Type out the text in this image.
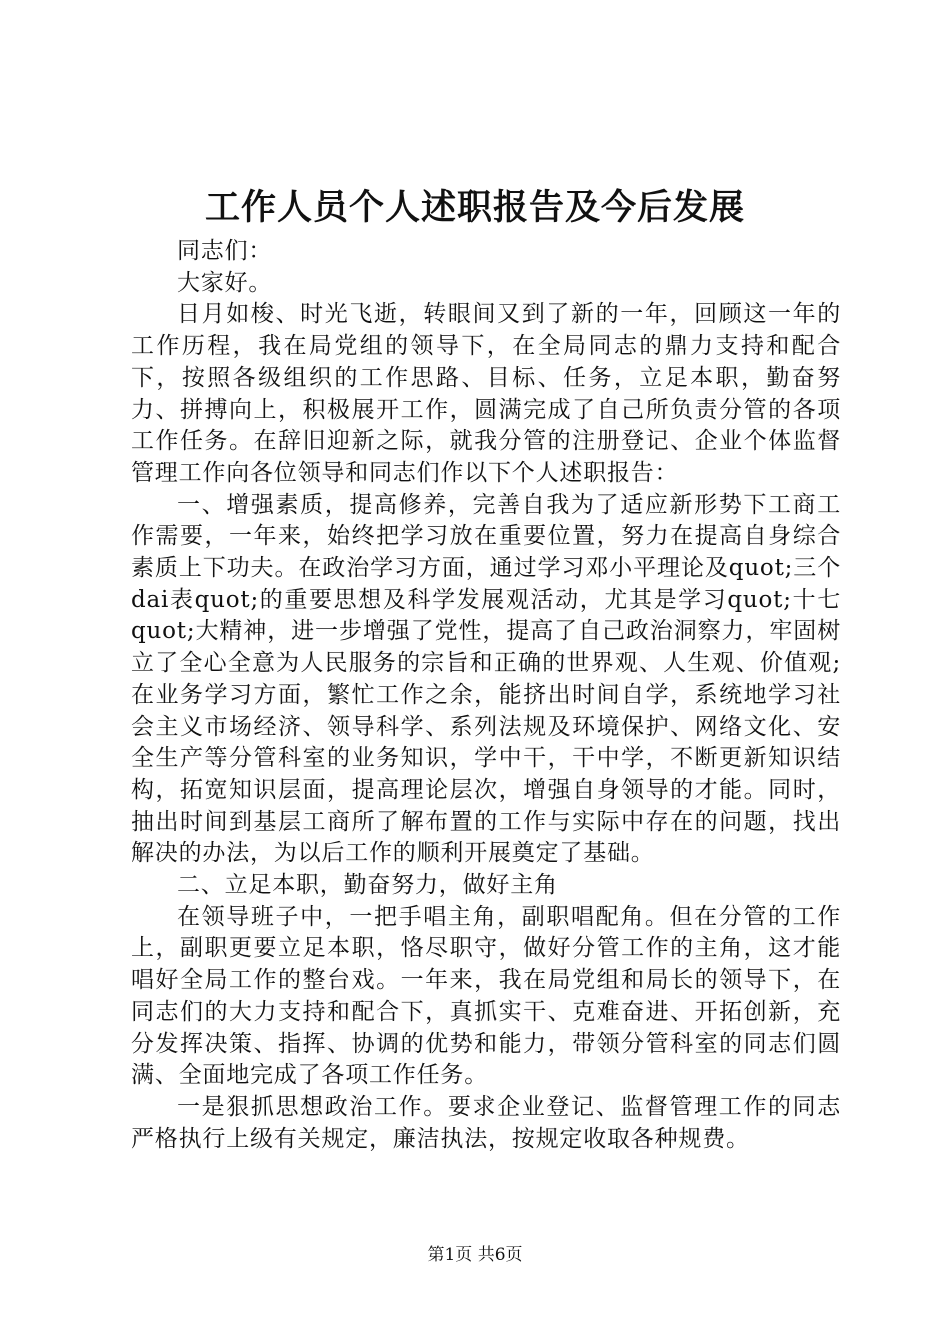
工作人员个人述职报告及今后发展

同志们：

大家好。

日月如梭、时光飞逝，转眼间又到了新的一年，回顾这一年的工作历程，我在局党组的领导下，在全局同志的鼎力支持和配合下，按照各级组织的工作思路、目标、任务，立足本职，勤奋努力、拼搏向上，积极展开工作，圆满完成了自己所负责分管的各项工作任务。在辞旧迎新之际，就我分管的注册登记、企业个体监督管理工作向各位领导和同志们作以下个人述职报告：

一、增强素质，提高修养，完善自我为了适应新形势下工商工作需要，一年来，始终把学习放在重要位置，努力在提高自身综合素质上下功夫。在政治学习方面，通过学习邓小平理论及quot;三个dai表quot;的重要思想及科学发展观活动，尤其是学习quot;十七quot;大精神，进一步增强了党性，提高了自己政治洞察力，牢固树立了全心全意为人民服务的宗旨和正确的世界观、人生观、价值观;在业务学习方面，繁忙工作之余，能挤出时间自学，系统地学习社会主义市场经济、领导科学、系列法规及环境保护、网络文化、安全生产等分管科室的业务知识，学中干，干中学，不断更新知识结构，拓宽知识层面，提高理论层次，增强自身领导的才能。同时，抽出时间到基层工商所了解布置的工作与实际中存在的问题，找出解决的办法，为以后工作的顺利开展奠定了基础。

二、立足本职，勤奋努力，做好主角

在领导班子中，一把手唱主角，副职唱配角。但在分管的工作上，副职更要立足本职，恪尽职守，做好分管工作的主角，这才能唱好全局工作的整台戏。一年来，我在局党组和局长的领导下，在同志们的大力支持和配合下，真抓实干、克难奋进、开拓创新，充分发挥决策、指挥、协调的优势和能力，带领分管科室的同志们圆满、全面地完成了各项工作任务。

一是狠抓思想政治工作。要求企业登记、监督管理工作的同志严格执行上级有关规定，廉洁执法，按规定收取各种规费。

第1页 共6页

...

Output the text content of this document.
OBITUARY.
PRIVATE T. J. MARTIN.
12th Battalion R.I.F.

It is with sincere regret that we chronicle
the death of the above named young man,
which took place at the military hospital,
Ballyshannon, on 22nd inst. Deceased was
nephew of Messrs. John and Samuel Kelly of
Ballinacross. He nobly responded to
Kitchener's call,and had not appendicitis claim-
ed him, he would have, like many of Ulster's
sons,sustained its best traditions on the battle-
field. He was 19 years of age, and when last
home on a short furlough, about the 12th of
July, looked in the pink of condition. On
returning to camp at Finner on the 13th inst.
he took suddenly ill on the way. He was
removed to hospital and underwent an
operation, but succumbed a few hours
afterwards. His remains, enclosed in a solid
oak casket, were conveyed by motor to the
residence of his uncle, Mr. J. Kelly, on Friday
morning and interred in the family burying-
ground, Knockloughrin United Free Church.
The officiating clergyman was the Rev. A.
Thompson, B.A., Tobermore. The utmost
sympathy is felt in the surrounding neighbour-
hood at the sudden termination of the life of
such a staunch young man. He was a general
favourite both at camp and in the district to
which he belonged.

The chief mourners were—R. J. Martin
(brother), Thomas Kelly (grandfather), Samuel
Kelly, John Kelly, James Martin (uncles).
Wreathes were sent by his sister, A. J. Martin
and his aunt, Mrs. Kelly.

---

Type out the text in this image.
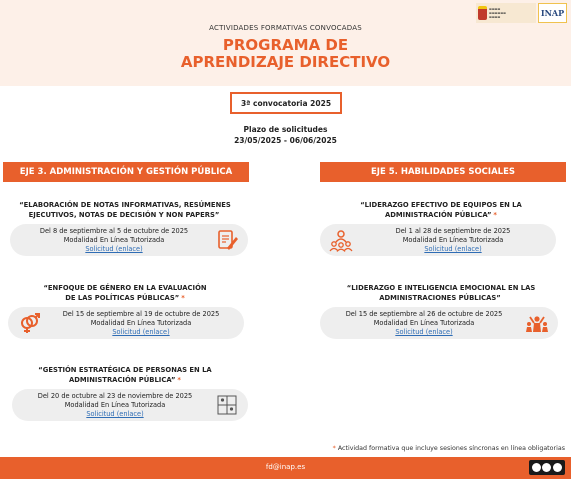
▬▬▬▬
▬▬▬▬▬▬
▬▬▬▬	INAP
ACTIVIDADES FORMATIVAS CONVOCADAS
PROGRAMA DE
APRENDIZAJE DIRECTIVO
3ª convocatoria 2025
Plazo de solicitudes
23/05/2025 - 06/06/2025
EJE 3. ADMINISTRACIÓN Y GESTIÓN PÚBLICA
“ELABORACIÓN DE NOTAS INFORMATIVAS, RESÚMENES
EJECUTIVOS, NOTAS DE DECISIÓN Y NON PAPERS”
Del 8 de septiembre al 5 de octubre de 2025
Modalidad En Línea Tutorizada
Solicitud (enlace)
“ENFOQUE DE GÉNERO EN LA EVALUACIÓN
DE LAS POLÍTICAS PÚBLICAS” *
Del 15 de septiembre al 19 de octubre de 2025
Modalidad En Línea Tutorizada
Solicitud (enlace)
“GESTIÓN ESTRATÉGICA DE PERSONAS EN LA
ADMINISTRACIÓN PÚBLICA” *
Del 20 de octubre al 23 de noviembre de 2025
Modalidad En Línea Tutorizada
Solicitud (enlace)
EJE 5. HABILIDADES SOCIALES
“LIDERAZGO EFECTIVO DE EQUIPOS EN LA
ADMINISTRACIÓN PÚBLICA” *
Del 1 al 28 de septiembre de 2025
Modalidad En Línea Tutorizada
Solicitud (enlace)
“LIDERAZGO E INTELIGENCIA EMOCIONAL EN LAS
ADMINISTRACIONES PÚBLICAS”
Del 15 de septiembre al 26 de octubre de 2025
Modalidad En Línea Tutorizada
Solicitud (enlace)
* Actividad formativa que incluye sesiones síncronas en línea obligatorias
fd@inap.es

* **WORK INSTRUCTIONS**
Which lines hold the word "John"? Copy all of them.

* **RIGHT ANSWER**
nephew of Messrs. John and Samuel Kelly of
Kelly, John Kelly, James Martin (uncles).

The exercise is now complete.